- **Task brief**
Draw out every line with the word "życie" from the listing below.

- **Data to use**
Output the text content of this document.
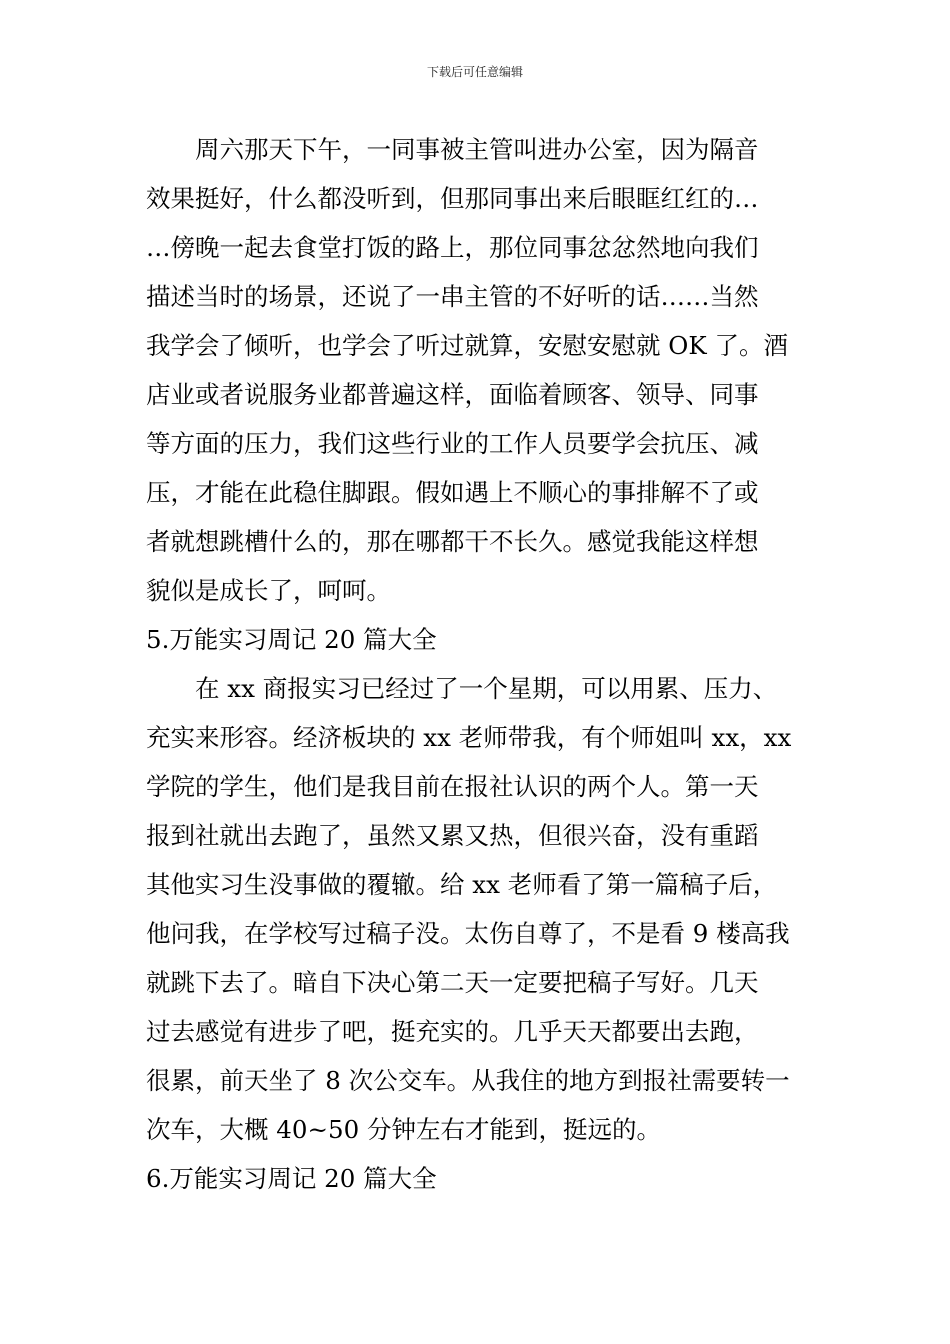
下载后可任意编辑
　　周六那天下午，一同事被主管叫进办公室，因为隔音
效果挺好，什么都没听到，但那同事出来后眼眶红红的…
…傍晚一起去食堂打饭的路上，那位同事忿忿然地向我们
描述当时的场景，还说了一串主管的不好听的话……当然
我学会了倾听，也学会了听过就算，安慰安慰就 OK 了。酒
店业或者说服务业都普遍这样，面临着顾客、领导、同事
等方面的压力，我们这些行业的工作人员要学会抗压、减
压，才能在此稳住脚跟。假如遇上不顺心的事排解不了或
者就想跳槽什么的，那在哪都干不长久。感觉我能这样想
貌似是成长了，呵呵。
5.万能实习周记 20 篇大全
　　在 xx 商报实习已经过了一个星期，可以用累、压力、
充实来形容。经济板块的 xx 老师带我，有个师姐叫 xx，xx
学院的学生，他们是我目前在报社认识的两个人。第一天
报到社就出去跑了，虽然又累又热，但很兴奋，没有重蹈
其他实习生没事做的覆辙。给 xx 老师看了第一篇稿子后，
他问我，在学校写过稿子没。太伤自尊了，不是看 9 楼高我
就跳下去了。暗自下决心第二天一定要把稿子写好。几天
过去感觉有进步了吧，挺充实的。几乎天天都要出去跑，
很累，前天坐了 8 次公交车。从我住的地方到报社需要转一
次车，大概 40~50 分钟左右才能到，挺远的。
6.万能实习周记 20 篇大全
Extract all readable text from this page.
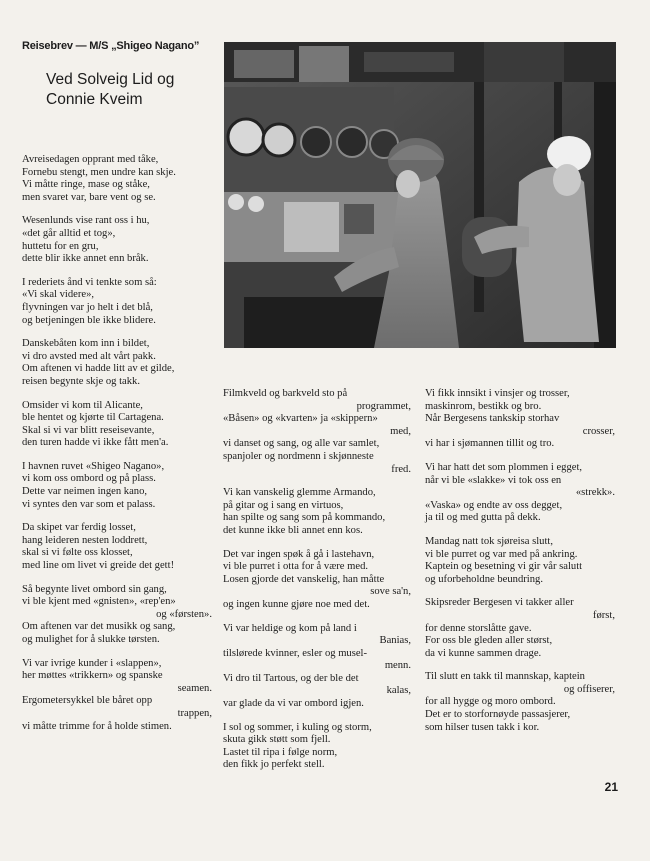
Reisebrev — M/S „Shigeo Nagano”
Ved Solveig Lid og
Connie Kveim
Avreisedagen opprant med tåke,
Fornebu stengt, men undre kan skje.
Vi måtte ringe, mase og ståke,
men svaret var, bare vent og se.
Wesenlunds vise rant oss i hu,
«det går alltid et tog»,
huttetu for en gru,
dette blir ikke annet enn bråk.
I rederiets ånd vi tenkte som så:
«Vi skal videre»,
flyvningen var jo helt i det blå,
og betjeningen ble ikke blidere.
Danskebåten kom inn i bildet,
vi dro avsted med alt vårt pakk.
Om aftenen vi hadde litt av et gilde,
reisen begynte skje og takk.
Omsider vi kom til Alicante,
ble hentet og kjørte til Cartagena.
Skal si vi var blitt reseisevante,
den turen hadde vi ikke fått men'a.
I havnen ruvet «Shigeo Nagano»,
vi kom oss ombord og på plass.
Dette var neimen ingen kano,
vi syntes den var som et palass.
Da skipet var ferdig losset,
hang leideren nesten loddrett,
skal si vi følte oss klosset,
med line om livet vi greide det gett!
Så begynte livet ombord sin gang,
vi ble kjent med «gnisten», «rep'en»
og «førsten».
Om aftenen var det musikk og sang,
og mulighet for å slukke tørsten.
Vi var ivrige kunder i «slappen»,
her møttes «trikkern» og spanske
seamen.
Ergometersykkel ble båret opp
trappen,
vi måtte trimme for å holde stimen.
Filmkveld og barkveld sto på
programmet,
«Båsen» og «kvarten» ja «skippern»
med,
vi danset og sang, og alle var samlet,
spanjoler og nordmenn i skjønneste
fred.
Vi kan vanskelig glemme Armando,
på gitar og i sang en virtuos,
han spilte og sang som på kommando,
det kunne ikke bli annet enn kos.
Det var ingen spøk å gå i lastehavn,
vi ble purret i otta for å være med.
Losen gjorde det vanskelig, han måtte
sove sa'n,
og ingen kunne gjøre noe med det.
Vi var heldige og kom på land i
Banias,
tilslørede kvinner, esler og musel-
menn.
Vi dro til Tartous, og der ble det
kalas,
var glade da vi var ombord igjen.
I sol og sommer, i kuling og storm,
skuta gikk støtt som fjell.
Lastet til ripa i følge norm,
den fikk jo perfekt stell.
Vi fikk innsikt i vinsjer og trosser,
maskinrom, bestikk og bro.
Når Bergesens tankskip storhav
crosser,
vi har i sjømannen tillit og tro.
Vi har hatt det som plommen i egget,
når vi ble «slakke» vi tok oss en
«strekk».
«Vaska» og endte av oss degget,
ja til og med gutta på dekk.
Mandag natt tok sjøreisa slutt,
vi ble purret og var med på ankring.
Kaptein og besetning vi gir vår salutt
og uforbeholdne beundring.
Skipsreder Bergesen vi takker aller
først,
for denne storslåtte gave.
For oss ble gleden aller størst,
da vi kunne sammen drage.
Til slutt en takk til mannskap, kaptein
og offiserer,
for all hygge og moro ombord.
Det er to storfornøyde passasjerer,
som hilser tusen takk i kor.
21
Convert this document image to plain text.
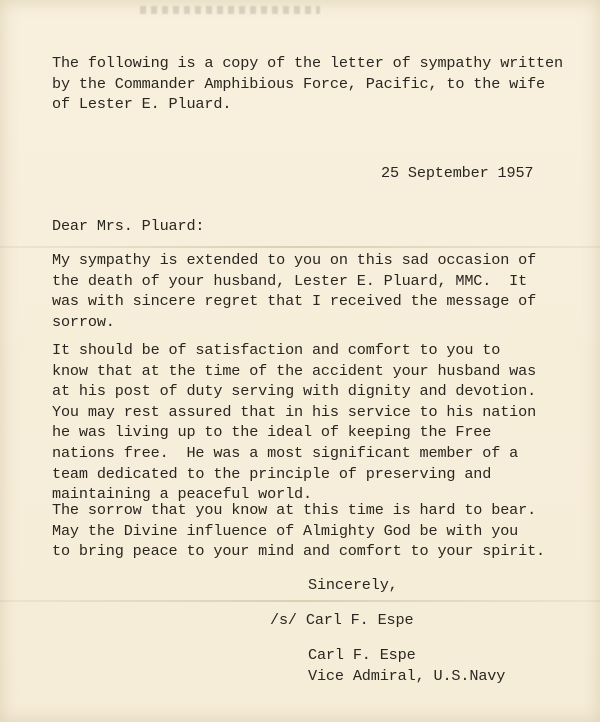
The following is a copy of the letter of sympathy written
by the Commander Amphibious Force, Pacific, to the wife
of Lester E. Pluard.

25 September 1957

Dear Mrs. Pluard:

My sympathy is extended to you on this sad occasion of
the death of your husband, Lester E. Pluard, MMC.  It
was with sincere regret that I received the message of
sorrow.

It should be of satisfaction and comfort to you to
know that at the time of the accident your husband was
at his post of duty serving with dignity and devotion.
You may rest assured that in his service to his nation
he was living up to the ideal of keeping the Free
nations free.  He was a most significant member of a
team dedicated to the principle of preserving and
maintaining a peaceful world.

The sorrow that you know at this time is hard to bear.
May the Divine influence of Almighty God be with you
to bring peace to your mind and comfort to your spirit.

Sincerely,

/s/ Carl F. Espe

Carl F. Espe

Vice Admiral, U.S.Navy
* * *
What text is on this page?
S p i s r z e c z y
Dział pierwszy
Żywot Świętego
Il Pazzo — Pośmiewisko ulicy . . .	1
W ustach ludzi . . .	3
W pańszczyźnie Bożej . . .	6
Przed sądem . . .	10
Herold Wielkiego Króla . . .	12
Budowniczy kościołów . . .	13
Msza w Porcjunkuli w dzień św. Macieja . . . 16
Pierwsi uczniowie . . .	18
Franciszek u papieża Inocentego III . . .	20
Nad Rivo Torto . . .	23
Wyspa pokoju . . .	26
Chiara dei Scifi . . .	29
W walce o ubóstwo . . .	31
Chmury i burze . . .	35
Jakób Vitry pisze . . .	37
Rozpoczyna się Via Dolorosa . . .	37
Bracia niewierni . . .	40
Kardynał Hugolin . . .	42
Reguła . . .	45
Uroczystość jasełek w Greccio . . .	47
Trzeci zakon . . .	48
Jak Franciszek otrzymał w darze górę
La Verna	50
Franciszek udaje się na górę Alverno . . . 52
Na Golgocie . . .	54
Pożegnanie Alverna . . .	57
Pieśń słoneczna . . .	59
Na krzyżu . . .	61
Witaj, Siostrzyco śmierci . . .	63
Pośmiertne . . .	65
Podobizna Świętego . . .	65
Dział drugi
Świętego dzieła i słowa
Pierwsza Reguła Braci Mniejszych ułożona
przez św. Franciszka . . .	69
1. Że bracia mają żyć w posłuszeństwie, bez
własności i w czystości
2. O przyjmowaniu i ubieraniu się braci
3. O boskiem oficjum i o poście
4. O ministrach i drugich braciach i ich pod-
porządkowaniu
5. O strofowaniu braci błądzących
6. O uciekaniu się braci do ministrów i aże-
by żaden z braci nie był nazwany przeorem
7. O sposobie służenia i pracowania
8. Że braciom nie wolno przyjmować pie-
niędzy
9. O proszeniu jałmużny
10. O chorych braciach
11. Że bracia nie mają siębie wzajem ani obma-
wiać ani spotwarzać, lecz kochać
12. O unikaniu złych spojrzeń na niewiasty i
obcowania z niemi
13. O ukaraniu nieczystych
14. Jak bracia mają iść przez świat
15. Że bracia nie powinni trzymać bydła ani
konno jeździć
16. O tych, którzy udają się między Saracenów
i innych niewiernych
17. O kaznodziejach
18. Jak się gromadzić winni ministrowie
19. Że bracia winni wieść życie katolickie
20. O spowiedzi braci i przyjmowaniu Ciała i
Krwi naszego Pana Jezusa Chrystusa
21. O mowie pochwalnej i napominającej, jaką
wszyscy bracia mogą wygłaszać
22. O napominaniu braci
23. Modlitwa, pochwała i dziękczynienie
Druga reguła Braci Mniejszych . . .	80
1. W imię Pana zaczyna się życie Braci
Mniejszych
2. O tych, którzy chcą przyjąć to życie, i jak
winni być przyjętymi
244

- **Response to this exercise**
19. Że bracia winni wieść życie katolickie
1. W imię Pana zaczyna się życie Braci
2. O tych, którzy chcą przyjąć to życie, i jak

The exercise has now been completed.